━━━ DATA TO USE

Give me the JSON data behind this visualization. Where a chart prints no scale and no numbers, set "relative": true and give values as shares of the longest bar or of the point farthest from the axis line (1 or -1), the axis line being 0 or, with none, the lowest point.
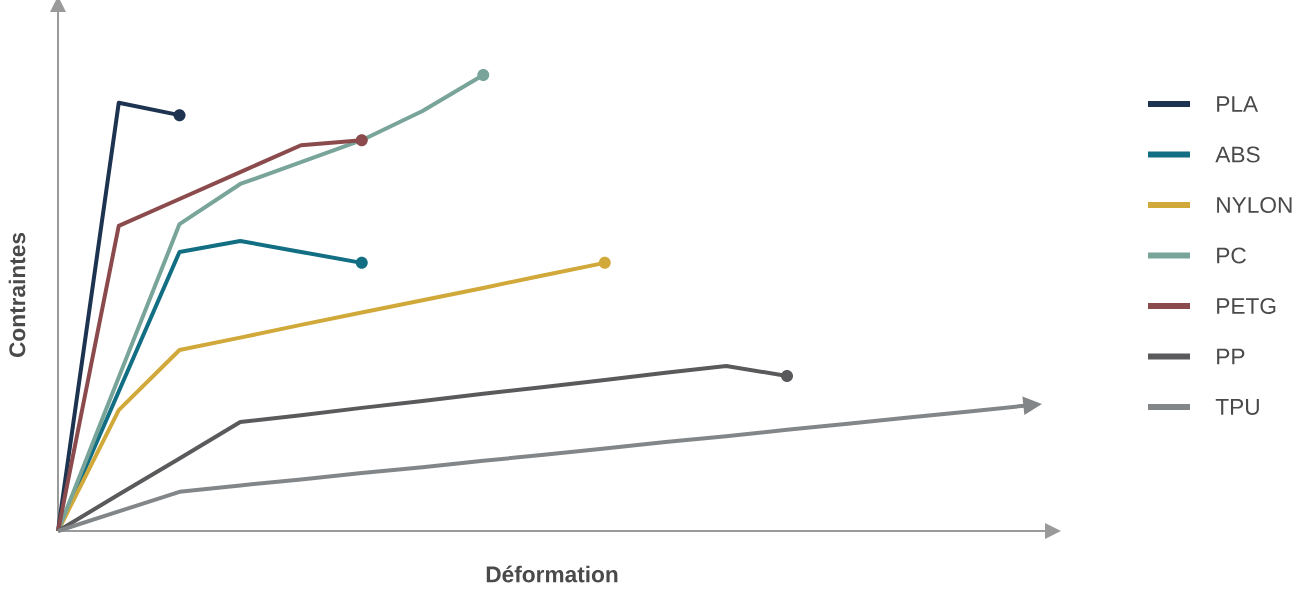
{
  "chart_data": {
    "type": "line",
    "relative": true,
    "xlabel": "Déformation",
    "ylabel": "Contraintes",
    "legend": "right",
    "categories": [
      null,
      null,
      null,
      null,
      null,
      null,
      null,
      null,
      null,
      null,
      null,
      null,
      null,
      null,
      null,
      null,
      null
    ],
    "series": [
      {
        "name": "PLA",
        "color": "#1d3350",
        "values": [
          0,
          0.939,
          0.912,
          null,
          null,
          null,
          null,
          null,
          null,
          null,
          null,
          null,
          null,
          null,
          null,
          null,
          null
        ]
      },
      {
        "name": "ABS",
        "color": "#126e82",
        "values": [
          0,
          0.306,
          0.612,
          0.636,
          0.612,
          0.588,
          null,
          null,
          null,
          null,
          null,
          null,
          null,
          null,
          null,
          null,
          null
        ]
      },
      {
        "name": "NYLON",
        "color": "#d1a83a",
        "values": [
          0,
          0.265,
          0.397,
          0.424,
          0.452,
          0.479,
          0.506,
          0.533,
          0.561,
          0.588,
          null,
          null,
          null,
          null,
          null,
          null,
          null
        ]
      },
      {
        "name": "PC",
        "color": "#78a49a",
        "values": [
          0,
          0.337,
          0.673,
          0.761,
          0.809,
          0.857,
          0.921,
          1,
          null,
          null,
          null,
          null,
          null,
          null,
          null,
          null,
          null
        ]
      },
      {
        "name": "PETG",
        "color": "#8b4a4c",
        "values": [
          0,
          0.669,
          0.728,
          0.787,
          0.846,
          0.857,
          null,
          null,
          null,
          null,
          null,
          null,
          null,
          null,
          null,
          null,
          null
        ]
      },
      {
        "name": "PP",
        "color": "#5a5a5c",
        "values": [
          0,
          0.08,
          0.159,
          0.239,
          0.254,
          0.27,
          0.285,
          0.301,
          0.316,
          0.331,
          0.347,
          0.362,
          0.34,
          null,
          null,
          null,
          null
        ]
      },
      {
        "name": "TPU",
        "color": "#838688",
        "values": [
          0,
          0.043,
          0.086,
          0.1,
          0.113,
          0.127,
          0.14,
          0.154,
          0.167,
          0.181,
          0.195,
          0.208,
          0.222,
          0.235,
          0.249,
          0.262,
          0.276
        ]
      }
    ]
  }
}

━━━━━━

REQUIRED WORK :: Copy out every line from the records that has the word "color".

EXERCISE SOLUTION ::
        "color": "#1d3350",
        "color": "#126e82",
        "color": "#d1a83a",
        "color": "#78a49a",
        "color": "#8b4a4c",
        "color": "#5a5a5c",
        "color": "#838688",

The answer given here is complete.